Reproduce the material word for word; the images stay out.

- _Input_:
※ ※ ※
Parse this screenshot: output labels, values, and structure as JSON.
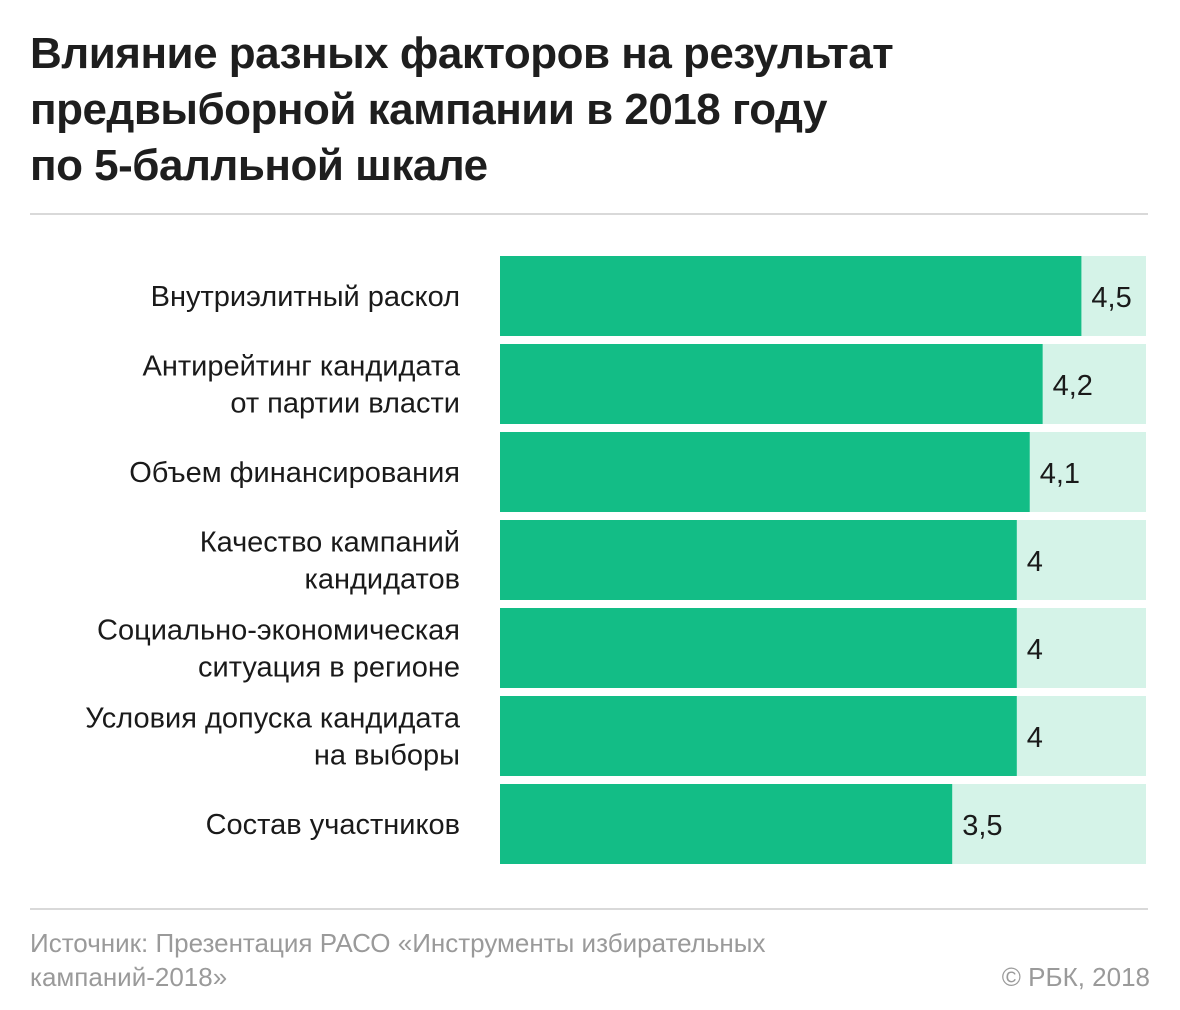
{
  "title_lines": [
    "Влияние разных факторов на результат",
    "предвыборной кампании в 2018 году",
    "по 5-балльной шкале"
  ],
  "source_lines": [
    "Источник: Презентация РАСО «Инструменты избирательных",
    "кампаний-2018»"
  ],
  "copyright": "© РБК, 2018",
  "colors": {
    "bar": "#13bd86",
    "track": "#d5f3e8"
  },
  "chart_data": {
    "type": "bar",
    "orientation": "horizontal",
    "xlim": [
      0,
      5
    ],
    "categories": [
      [
        "Внутриэлитный раскол"
      ],
      [
        "Антирейтинг кандидата",
        "от партии власти"
      ],
      [
        "Объем финансирования"
      ],
      [
        "Качество кампаний",
        "кандидатов"
      ],
      [
        "Социально-экономическая",
        "ситуация в регионе"
      ],
      [
        "Условия допуска кандидата",
        "на выборы"
      ],
      [
        "Состав участников"
      ]
    ],
    "values": [
      4.5,
      4.2,
      4.1,
      4,
      4,
      4,
      3.5
    ],
    "value_labels": [
      "4,5",
      "4,2",
      "4,1",
      "4",
      "4",
      "4",
      "3,5"
    ]
  }
}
※ ※ ※
- _Result_:
Parse this screenshot: output labels, values, and structure as JSON.
{
  "title_lines": [
    "Влияние разных факторов на результат",
    "предвыборной кампании в 2018 году",
    "по 5-балльной шкале"
  ],
  "source_lines": [
    "Источник: Презентация РАСО «Инструменты избирательных",
    "кампаний-2018»"
  ],
  "copyright": "© РБК, 2018",
  "colors": {
    "bar": "#13bd86",
    "track": "#d5f3e8"
  },
  "chart_data": {
    "type": "bar",
    "orientation": "horizontal",
    "xlim": [
      0,
      5
    ],
    "categories": [
      [
        "Внутриэлитный раскол"
      ],
      [
        "Антирейтинг кандидата",
        "от партии власти"
      ],
      [
        "Объем финансирования"
      ],
      [
        "Качество кампаний",
        "кандидатов"
      ],
      [
        "Социально-экономическая",
        "ситуация в регионе"
      ],
      [
        "Условия допуска кандидата",
        "на выборы"
      ],
      [
        "Состав участников"
      ]
    ],
    "values": [
      4.5,
      4.2,
      4.1,
      4,
      4,
      4,
      3.5
    ],
    "value_labels": [
      "4,5",
      "4,2",
      "4,1",
      "4",
      "4",
      "4",
      "3,5"
    ]
  }
}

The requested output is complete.